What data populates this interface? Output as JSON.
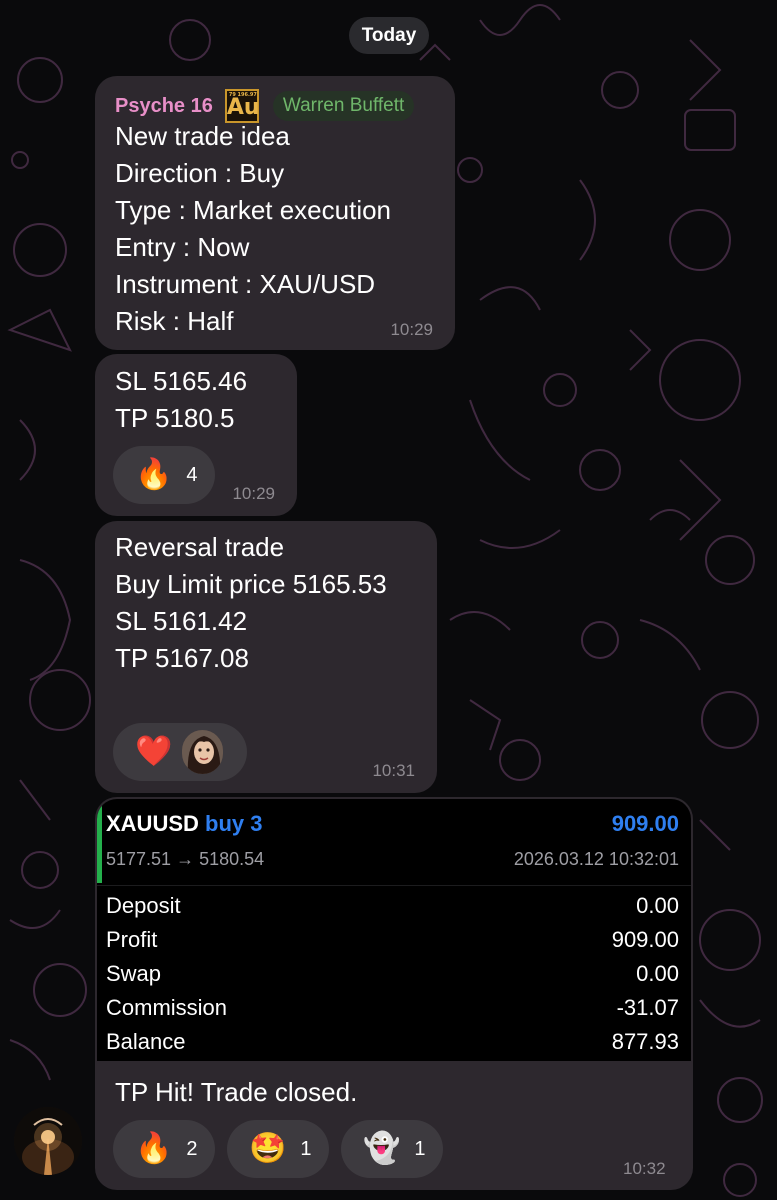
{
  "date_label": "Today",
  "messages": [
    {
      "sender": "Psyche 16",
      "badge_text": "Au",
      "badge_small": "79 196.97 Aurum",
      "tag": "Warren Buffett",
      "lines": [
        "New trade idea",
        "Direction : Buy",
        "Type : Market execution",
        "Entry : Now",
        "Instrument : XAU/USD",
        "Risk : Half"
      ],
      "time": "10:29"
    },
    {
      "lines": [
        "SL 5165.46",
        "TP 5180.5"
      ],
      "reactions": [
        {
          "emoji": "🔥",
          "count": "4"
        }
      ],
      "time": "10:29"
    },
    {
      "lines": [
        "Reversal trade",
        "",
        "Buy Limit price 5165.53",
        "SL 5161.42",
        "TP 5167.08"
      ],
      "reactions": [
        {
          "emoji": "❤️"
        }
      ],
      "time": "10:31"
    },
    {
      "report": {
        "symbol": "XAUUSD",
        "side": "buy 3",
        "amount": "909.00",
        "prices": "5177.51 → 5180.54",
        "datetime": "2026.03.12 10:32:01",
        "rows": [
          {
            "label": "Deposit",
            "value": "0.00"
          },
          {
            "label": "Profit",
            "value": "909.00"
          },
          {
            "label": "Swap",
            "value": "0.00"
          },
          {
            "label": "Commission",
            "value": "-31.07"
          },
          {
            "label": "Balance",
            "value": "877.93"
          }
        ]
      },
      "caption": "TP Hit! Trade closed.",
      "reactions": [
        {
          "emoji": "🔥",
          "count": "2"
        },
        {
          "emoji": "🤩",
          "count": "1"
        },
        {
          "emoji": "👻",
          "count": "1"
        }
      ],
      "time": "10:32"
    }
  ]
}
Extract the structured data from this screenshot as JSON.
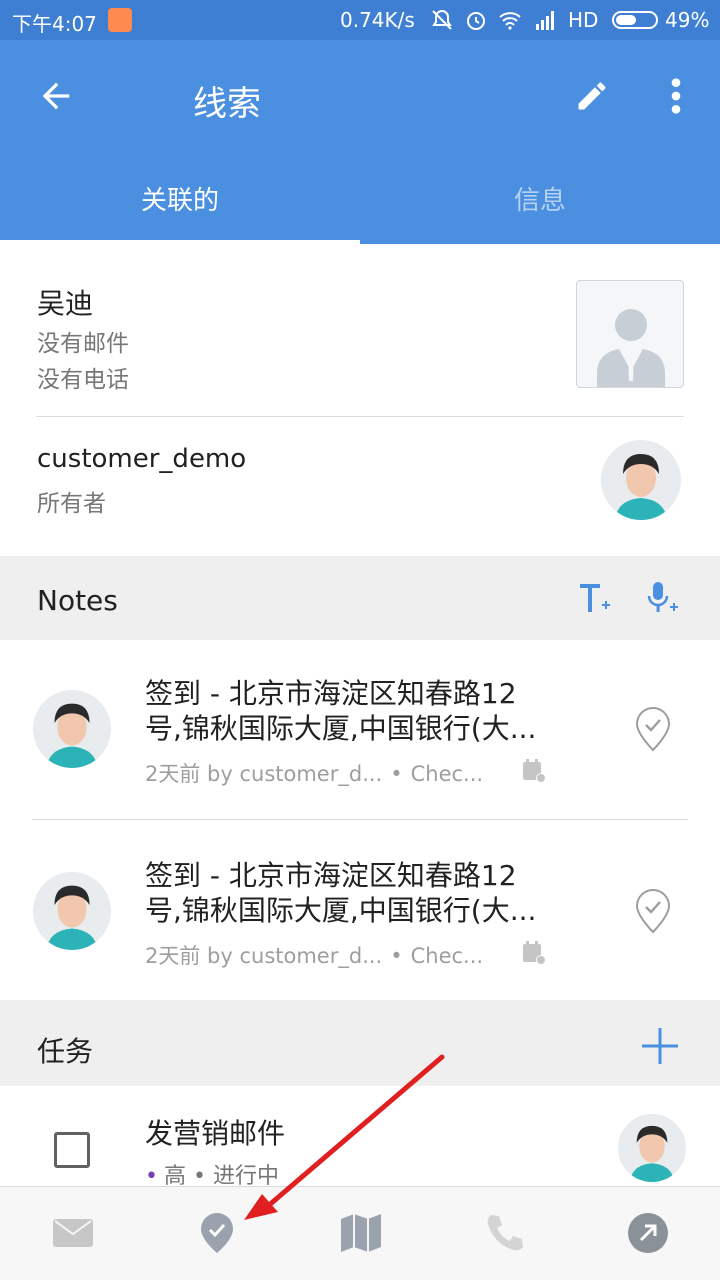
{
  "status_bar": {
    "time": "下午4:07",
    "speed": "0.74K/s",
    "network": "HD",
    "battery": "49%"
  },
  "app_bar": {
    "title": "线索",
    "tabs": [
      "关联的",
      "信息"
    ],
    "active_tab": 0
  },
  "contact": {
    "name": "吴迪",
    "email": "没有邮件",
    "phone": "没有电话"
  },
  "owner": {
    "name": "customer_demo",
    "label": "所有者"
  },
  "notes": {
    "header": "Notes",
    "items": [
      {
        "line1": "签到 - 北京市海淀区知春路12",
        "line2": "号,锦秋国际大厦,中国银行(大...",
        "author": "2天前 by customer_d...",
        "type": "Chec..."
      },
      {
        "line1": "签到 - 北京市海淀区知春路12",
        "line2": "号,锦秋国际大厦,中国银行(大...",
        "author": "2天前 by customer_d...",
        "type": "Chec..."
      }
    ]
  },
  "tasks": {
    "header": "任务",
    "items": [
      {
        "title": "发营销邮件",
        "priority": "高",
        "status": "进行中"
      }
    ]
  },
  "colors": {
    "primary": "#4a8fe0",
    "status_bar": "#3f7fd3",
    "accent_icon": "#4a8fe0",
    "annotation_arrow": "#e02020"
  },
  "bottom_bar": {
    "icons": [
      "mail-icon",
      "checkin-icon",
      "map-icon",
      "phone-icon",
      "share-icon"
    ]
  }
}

What you have to do
Determine how many lines contain the word "value" and reply with that number alone.

Solution
5